Written exercise
Show every line in the rows below that contains the string "lakes", copying each one in full.

-- Material for the task start --

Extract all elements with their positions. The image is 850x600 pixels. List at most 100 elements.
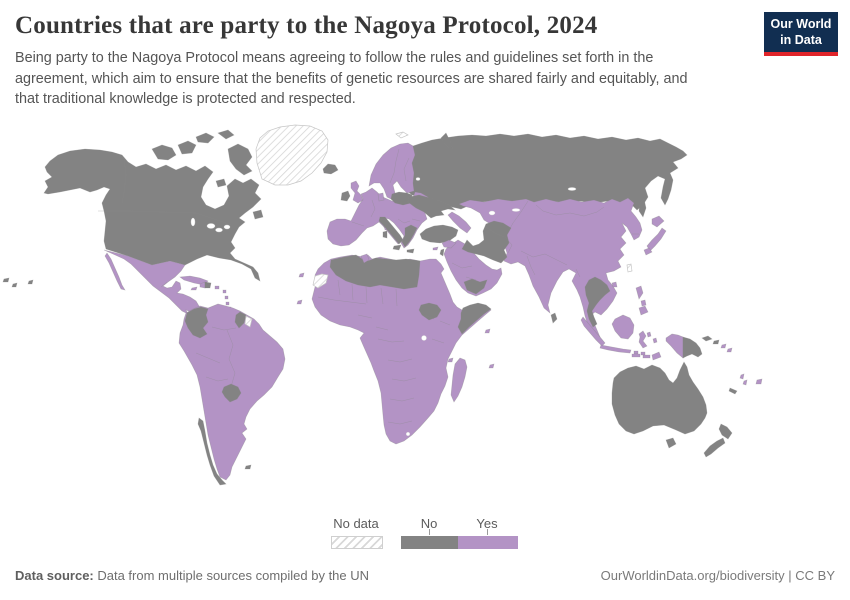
country-border-line — [389, 148, 410, 184]
region-hawaii[interactable] — [2, 277, 34, 288]
chart-subtitle: Being party to the Nagoya Protocol means… — [15, 50, 688, 108]
data-source-note: Data source: Data from multiple sources … — [15, 568, 369, 583]
region-hispaniola-east[interactable] — [204, 281, 212, 289]
region-bali[interactable] — [633, 350, 639, 355]
region-japan-honshu[interactable] — [646, 227, 667, 252]
region-paraguay[interactable] — [221, 383, 242, 403]
region-denmark[interactable] — [377, 192, 385, 202]
data-source-label: Data source: — [15, 568, 94, 583]
region-iceland[interactable] — [322, 163, 339, 175]
region-novaya-zemlya[interactable] — [440, 132, 454, 150]
region-timor[interactable] — [651, 351, 662, 361]
region-mauritius[interactable] — [488, 363, 495, 369]
region-scandinavia[interactable] — [368, 142, 416, 201]
region-philippines-visayas[interactable] — [640, 299, 647, 307]
region-yemen[interactable] — [463, 278, 488, 295]
region-new-caledonia[interactable] — [728, 387, 738, 395]
region-vanuatu[interactable] — [739, 373, 748, 386]
region-new-guinea-west[interactable] — [665, 333, 684, 359]
region-baja-california[interactable] — [104, 252, 126, 291]
region-chile[interactable] — [197, 417, 227, 486]
region-philippines-mindanao[interactable] — [638, 305, 649, 316]
legend-tick — [429, 529, 430, 535]
region-australia[interactable] — [611, 361, 708, 435]
region-borneo[interactable] — [611, 314, 635, 340]
region-lesser-antilles[interactable] — [222, 289, 232, 311]
region-sardinia[interactable] — [382, 230, 388, 239]
region-java[interactable] — [599, 344, 632, 354]
region-russia[interactable] — [394, 133, 688, 211]
region-hainan[interactable] — [611, 281, 618, 288]
region-sicily[interactable] — [392, 244, 402, 251]
region-jamaica[interactable] — [190, 286, 198, 291]
region-tasmania[interactable] — [665, 437, 677, 449]
region-madagascar[interactable] — [450, 357, 468, 403]
region-greenland[interactable] — [255, 124, 329, 186]
region-lombok[interactable] — [640, 351, 646, 356]
region-caucasus[interactable] — [447, 211, 472, 234]
legend-swatch-yes[interactable] — [458, 536, 518, 549]
lake-great-lakes — [223, 224, 231, 230]
region-solomon-islands[interactable] — [720, 343, 733, 353]
region-thailand-laos[interactable] — [584, 276, 611, 328]
lake-great-lakes — [206, 223, 216, 229]
legend-swatch-no-data[interactable] — [331, 536, 383, 549]
country-border-line — [317, 296, 367, 305]
credit-link[interactable]: OurWorldinData.org/biodiversity | CC BY — [600, 568, 835, 583]
region-fiji[interactable] — [755, 378, 763, 385]
region-guyana[interactable] — [234, 311, 247, 329]
logo-line-1: Our World — [770, 17, 832, 31]
region-ukraine[interactable] — [407, 194, 457, 219]
region-new-britain[interactable] — [701, 335, 720, 345]
region-sri-lanka[interactable] — [550, 312, 558, 324]
region-taiwan[interactable] — [626, 263, 633, 273]
region-africa[interactable] — [311, 254, 492, 445]
country-border-line — [160, 281, 168, 288]
region-somalia[interactable] — [457, 302, 492, 335]
region-new-zealand-south[interactable] — [703, 437, 726, 458]
region-iran-turkmenistan[interactable] — [461, 220, 512, 264]
region-greece[interactable] — [401, 224, 418, 248]
region-philippines-luzon[interactable] — [635, 285, 644, 300]
region-italy[interactable] — [378, 216, 404, 245]
region-israel[interactable] — [439, 248, 445, 257]
owid-logo: Our World in Data — [764, 12, 838, 57]
region-western-sahara[interactable] — [312, 273, 329, 289]
region-ireland[interactable] — [340, 190, 351, 202]
region-tunisia[interactable] — [360, 253, 370, 264]
region-comoros[interactable] — [447, 357, 454, 363]
region-syria[interactable] — [441, 239, 457, 249]
region-cyprus[interactable] — [432, 246, 439, 251]
legend-label-no: No — [420, 516, 438, 531]
region-svalbard[interactable] — [395, 131, 409, 139]
region-japan-hokkaido[interactable] — [651, 215, 665, 228]
legend-swatch-no[interactable] — [401, 536, 458, 549]
region-arctic-islands[interactable] — [151, 129, 264, 220]
region-north-america[interactable] — [43, 148, 262, 282]
region-crete[interactable] — [406, 248, 415, 254]
region-papua-new-guinea[interactable] — [682, 336, 703, 359]
region-turkey[interactable] — [419, 224, 459, 244]
region-cape-verde[interactable] — [296, 299, 303, 305]
region-puerto-rico[interactable] — [214, 285, 220, 290]
region-moluccas[interactable] — [646, 331, 658, 344]
region-south-sudan[interactable] — [418, 302, 442, 321]
lake-baikal — [567, 187, 577, 191]
lake-great-lakes — [215, 227, 223, 233]
region-suriname[interactable] — [244, 315, 253, 328]
region-falkland-islands[interactable] — [244, 464, 252, 470]
country-border-line — [535, 204, 605, 217]
region-japan-kyushu[interactable] — [643, 247, 653, 256]
region-canary-islands[interactable] — [298, 272, 305, 278]
region-lesser-sunda[interactable] — [631, 353, 651, 359]
region-sulawesi[interactable] — [638, 330, 648, 349]
region-mexico-central-america[interactable] — [103, 249, 200, 315]
region-united-kingdom[interactable] — [350, 180, 364, 204]
lake-winnipeg — [190, 217, 196, 227]
region-sakhalin[interactable] — [638, 198, 647, 218]
region-seychelles[interactable] — [484, 328, 491, 334]
region-new-zealand-north[interactable] — [718, 423, 733, 440]
region-lesotho — [406, 432, 411, 437]
region-colombia[interactable] — [184, 306, 209, 339]
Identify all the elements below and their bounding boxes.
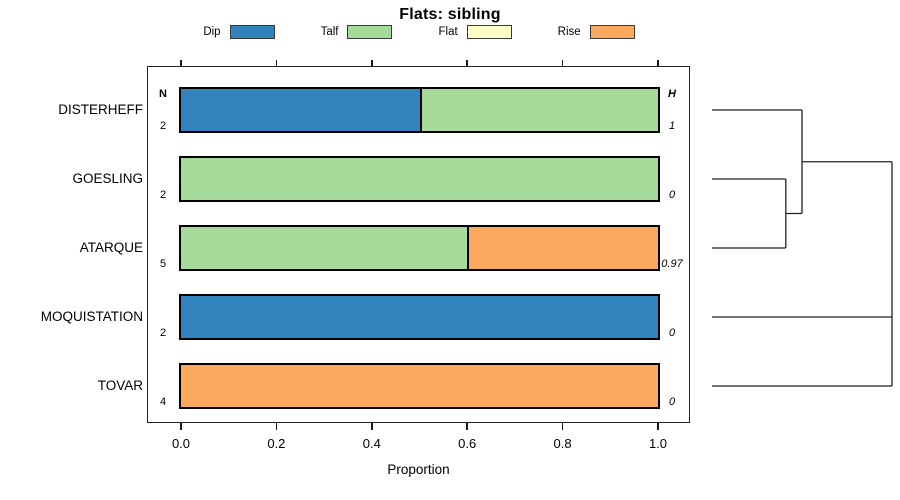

-- Material for the task end --

Exercise answer
lake-great-lakes — [223, 224, 231, 230]
lake-great-lakes — [206, 223, 216, 229]
lake-great-lakes — [215, 227, 223, 233]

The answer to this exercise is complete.